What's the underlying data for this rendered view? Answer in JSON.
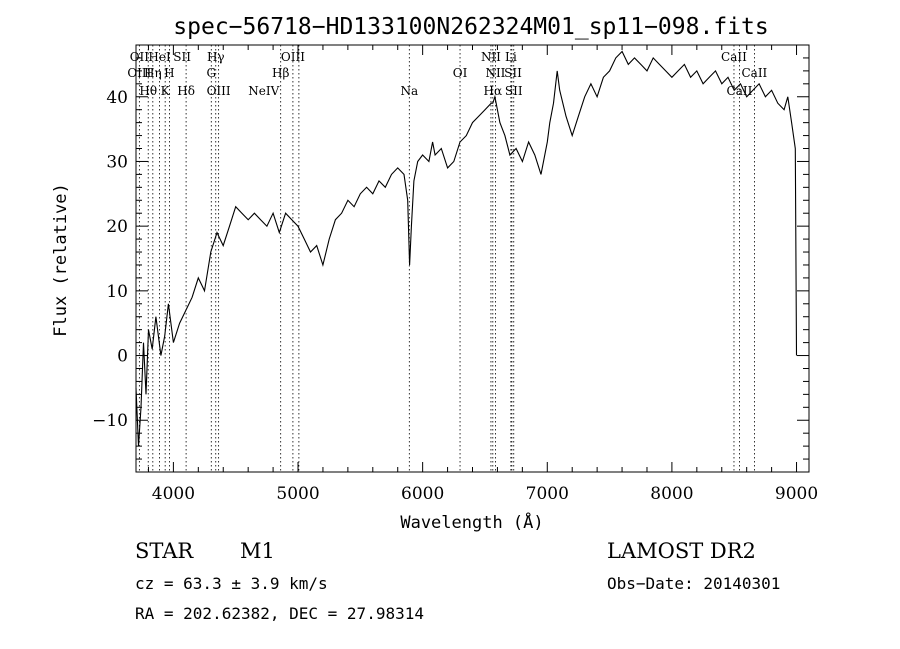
{
  "chart_data": {
    "type": "line",
    "title": "spec−56718−HD133100N262324M01_sp11−098.fits",
    "xlabel": "Wavelength (Å)",
    "ylabel": "Flux (relative)",
    "xlim": [
      3700,
      9100
    ],
    "ylim": [
      -18,
      48
    ],
    "x_ticks": [
      "4000",
      "5000",
      "6000",
      "7000",
      "8000",
      "9000"
    ],
    "x_tick_values": [
      4000,
      5000,
      6000,
      7000,
      8000,
      9000
    ],
    "y_ticks": [
      "−10",
      "0",
      "10",
      "20",
      "30",
      "40"
    ],
    "y_tick_values": [
      -10,
      0,
      10,
      20,
      30,
      40
    ],
    "series": [
      {
        "x": [
          3700,
          3720,
          3740,
          3760,
          3780,
          3800,
          3830,
          3860,
          3900,
          3930,
          3960,
          4000,
          4050,
          4100,
          4150,
          4200,
          4250,
          4300,
          4350,
          4400,
          4450,
          4500,
          4550,
          4600,
          4650,
          4700,
          4750,
          4800,
          4850,
          4900,
          4950,
          5000,
          5050,
          5100,
          5150,
          5200,
          5250,
          5300,
          5350,
          5400,
          5450,
          5500,
          5550,
          5600,
          5650,
          5700,
          5750,
          5800,
          5850,
          5880,
          5895,
          5910,
          5930,
          5960,
          6000,
          6050,
          6080,
          6100,
          6150,
          6200,
          6250,
          6300,
          6350,
          6400,
          6450,
          6500,
          6550,
          6563,
          6580,
          6620,
          6660,
          6700,
          6750,
          6800,
          6850,
          6900,
          6950,
          7000,
          7020,
          7050,
          7080,
          7100,
          7150,
          7200,
          7250,
          7300,
          7350,
          7400,
          7450,
          7500,
          7550,
          7600,
          7650,
          7700,
          7750,
          7800,
          7850,
          7900,
          7950,
          8000,
          8050,
          8100,
          8150,
          8200,
          8250,
          8300,
          8350,
          8400,
          8450,
          8500,
          8550,
          8600,
          8650,
          8700,
          8750,
          8800,
          8850,
          8900,
          8930,
          8960,
          8990,
          9000
        ],
        "y": [
          -5,
          -14,
          -8,
          2,
          -6,
          4,
          1,
          6,
          0,
          3,
          8,
          2,
          5,
          7,
          9,
          12,
          10,
          16,
          19,
          17,
          20,
          23,
          22,
          21,
          22,
          21,
          20,
          22,
          19,
          22,
          21,
          20,
          18,
          16,
          17,
          14,
          18,
          21,
          22,
          24,
          23,
          25,
          26,
          25,
          27,
          26,
          28,
          29,
          28,
          24,
          14,
          20,
          27,
          30,
          31,
          30,
          33,
          31,
          32,
          29,
          30,
          33,
          34,
          36,
          37,
          38,
          39,
          39,
          40,
          36,
          34,
          31,
          32,
          30,
          33,
          31,
          28,
          33,
          36,
          39,
          44,
          41,
          37,
          34,
          37,
          40,
          42,
          40,
          43,
          44,
          46,
          47,
          45,
          46,
          45,
          44,
          46,
          45,
          44,
          43,
          44,
          45,
          43,
          44,
          42,
          43,
          44,
          42,
          43,
          41,
          42,
          40,
          41,
          42,
          40,
          41,
          39,
          38,
          40,
          36,
          32,
          0
        ]
      }
    ],
    "line_markers": [
      {
        "label": "OII",
        "x": 3727,
        "row": 0
      },
      {
        "label": "HeI",
        "x": 3889,
        "row": 0
      },
      {
        "label": "SII",
        "x": 4070,
        "row": 0
      },
      {
        "label": "Hγ",
        "x": 4340,
        "row": 0
      },
      {
        "label": "OIII",
        "x": 4959,
        "row": 0
      },
      {
        "label": "NII",
        "x": 6548,
        "row": 0
      },
      {
        "label": "Li",
        "x": 6708,
        "row": 0
      },
      {
        "label": "CaII",
        "x": 8498,
        "row": 0
      },
      {
        "label": "OIII",
        "x": 3727,
        "row": 1
      },
      {
        "label": "Hη",
        "x": 3835,
        "row": 1
      },
      {
        "label": "H",
        "x": 3968,
        "row": 1
      },
      {
        "label": "G",
        "x": 4304,
        "row": 1
      },
      {
        "label": "Hβ",
        "x": 4861,
        "row": 1
      },
      {
        "label": "OI",
        "x": 6300,
        "row": 1
      },
      {
        "label": "NII",
        "x": 6584,
        "row": 1
      },
      {
        "label": "SII",
        "x": 6725,
        "row": 1
      },
      {
        "label": "CaII",
        "x": 8662,
        "row": 1
      },
      {
        "label": "Hθ",
        "x": 3798,
        "row": 2
      },
      {
        "label": "K",
        "x": 3934,
        "row": 2
      },
      {
        "label": "Hδ",
        "x": 4102,
        "row": 2
      },
      {
        "label": "OIII",
        "x": 4363,
        "row": 2
      },
      {
        "label": "NeIV",
        "x": 4725,
        "row": 2
      },
      {
        "label": "Na",
        "x": 5893,
        "row": 2
      },
      {
        "label": "Hα",
        "x": 6563,
        "row": 2
      },
      {
        "label": "SII",
        "x": 6731,
        "row": 2
      },
      {
        "label": "CaII",
        "x": 8542,
        "row": 2
      }
    ],
    "line_positions": [
      3727,
      3798,
      3835,
      3889,
      3934,
      3968,
      4102,
      4304,
      4340,
      4363,
      4861,
      4959,
      5007,
      5893,
      6300,
      6548,
      6563,
      6584,
      6708,
      6716,
      6731,
      8498,
      8542,
      8662
    ]
  },
  "info": {
    "object_class": "STAR",
    "subclass": "M1",
    "survey": "LAMOST DR2",
    "cz": "cz = 63.3 ± 3.9 km/s",
    "obs_date": "Obs−Date: 20140301",
    "coords": "RA = 202.62382, DEC =  27.98314"
  }
}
-*-*-
• _REQUIREMENT_:
Leave the images out, please, and restate each line word for word.

• _WRITTEN RESPONSE_:
What's the underlying data for this rendered view? Answer in JSON.
{
  "chart_data": {
    "type": "line",
    "title": "spec−56718−HD133100N262324M01_sp11−098.fits",
    "xlabel": "Wavelength (Å)",
    "ylabel": "Flux (relative)",
    "xlim": [
      3700,
      9100
    ],
    "ylim": [
      -18,
      48
    ],
    "x_ticks": [
      "4000",
      "5000",
      "6000",
      "7000",
      "8000",
      "9000"
    ],
    "x_tick_values": [
      4000,
      5000,
      6000,
      7000,
      8000,
      9000
    ],
    "y_ticks": [
      "−10",
      "0",
      "10",
      "20",
      "30",
      "40"
    ],
    "y_tick_values": [
      -10,
      0,
      10,
      20,
      30,
      40
    ],
    "series": [
      {
        "x": [
          3700,
          3720,
          3740,
          3760,
          3780,
          3800,
          3830,
          3860,
          3900,
          3930,
          3960,
          4000,
          4050,
          4100,
          4150,
          4200,
          4250,
          4300,
          4350,
          4400,
          4450,
          4500,
          4550,
          4600,
          4650,
          4700,
          4750,
          4800,
          4850,
          4900,
          4950,
          5000,
          5050,
          5100,
          5150,
          5200,
          5250,
          5300,
          5350,
          5400,
          5450,
          5500,
          5550,
          5600,
          5650,
          5700,
          5750,
          5800,
          5850,
          5880,
          5895,
          5910,
          5930,
          5960,
          6000,
          6050,
          6080,
          6100,
          6150,
          6200,
          6250,
          6300,
          6350,
          6400,
          6450,
          6500,
          6550,
          6563,
          6580,
          6620,
          6660,
          6700,
          6750,
          6800,
          6850,
          6900,
          6950,
          7000,
          7020,
          7050,
          7080,
          7100,
          7150,
          7200,
          7250,
          7300,
          7350,
          7400,
          7450,
          7500,
          7550,
          7600,
          7650,
          7700,
          7750,
          7800,
          7850,
          7900,
          7950,
          8000,
          8050,
          8100,
          8150,
          8200,
          8250,
          8300,
          8350,
          8400,
          8450,
          8500,
          8550,
          8600,
          8650,
          8700,
          8750,
          8800,
          8850,
          8900,
          8930,
          8960,
          8990,
          9000
        ],
        "y": [
          -5,
          -14,
          -8,
          2,
          -6,
          4,
          1,
          6,
          0,
          3,
          8,
          2,
          5,
          7,
          9,
          12,
          10,
          16,
          19,
          17,
          20,
          23,
          22,
          21,
          22,
          21,
          20,
          22,
          19,
          22,
          21,
          20,
          18,
          16,
          17,
          14,
          18,
          21,
          22,
          24,
          23,
          25,
          26,
          25,
          27,
          26,
          28,
          29,
          28,
          24,
          14,
          20,
          27,
          30,
          31,
          30,
          33,
          31,
          32,
          29,
          30,
          33,
          34,
          36,
          37,
          38,
          39,
          39,
          40,
          36,
          34,
          31,
          32,
          30,
          33,
          31,
          28,
          33,
          36,
          39,
          44,
          41,
          37,
          34,
          37,
          40,
          42,
          40,
          43,
          44,
          46,
          47,
          45,
          46,
          45,
          44,
          46,
          45,
          44,
          43,
          44,
          45,
          43,
          44,
          42,
          43,
          44,
          42,
          43,
          41,
          42,
          40,
          41,
          42,
          40,
          41,
          39,
          38,
          40,
          36,
          32,
          0
        ]
      }
    ],
    "line_markers": [
      {
        "label": "OII",
        "x": 3727,
        "row": 0
      },
      {
        "label": "HeI",
        "x": 3889,
        "row": 0
      },
      {
        "label": "SII",
        "x": 4070,
        "row": 0
      },
      {
        "label": "Hγ",
        "x": 4340,
        "row": 0
      },
      {
        "label": "OIII",
        "x": 4959,
        "row": 0
      },
      {
        "label": "NII",
        "x": 6548,
        "row": 0
      },
      {
        "label": "Li",
        "x": 6708,
        "row": 0
      },
      {
        "label": "CaII",
        "x": 8498,
        "row": 0
      },
      {
        "label": "OIII",
        "x": 3727,
        "row": 1
      },
      {
        "label": "Hη",
        "x": 3835,
        "row": 1
      },
      {
        "label": "H",
        "x": 3968,
        "row": 1
      },
      {
        "label": "G",
        "x": 4304,
        "row": 1
      },
      {
        "label": "Hβ",
        "x": 4861,
        "row": 1
      },
      {
        "label": "OI",
        "x": 6300,
        "row": 1
      },
      {
        "label": "NII",
        "x": 6584,
        "row": 1
      },
      {
        "label": "SII",
        "x": 6725,
        "row": 1
      },
      {
        "label": "CaII",
        "x": 8662,
        "row": 1
      },
      {
        "label": "Hθ",
        "x": 3798,
        "row": 2
      },
      {
        "label": "K",
        "x": 3934,
        "row": 2
      },
      {
        "label": "Hδ",
        "x": 4102,
        "row": 2
      },
      {
        "label": "OIII",
        "x": 4363,
        "row": 2
      },
      {
        "label": "NeIV",
        "x": 4725,
        "row": 2
      },
      {
        "label": "Na",
        "x": 5893,
        "row": 2
      },
      {
        "label": "Hα",
        "x": 6563,
        "row": 2
      },
      {
        "label": "SII",
        "x": 6731,
        "row": 2
      },
      {
        "label": "CaII",
        "x": 8542,
        "row": 2
      }
    ],
    "line_positions": [
      3727,
      3798,
      3835,
      3889,
      3934,
      3968,
      4102,
      4304,
      4340,
      4363,
      4861,
      4959,
      5007,
      5893,
      6300,
      6548,
      6563,
      6584,
      6708,
      6716,
      6731,
      8498,
      8542,
      8662
    ]
  },
  "info": {
    "object_class": "STAR",
    "subclass": "M1",
    "survey": "LAMOST DR2",
    "cz": "cz = 63.3 ± 3.9 km/s",
    "obs_date": "Obs−Date: 20140301",
    "coords": "RA = 202.62382, DEC =  27.98314"
  }
}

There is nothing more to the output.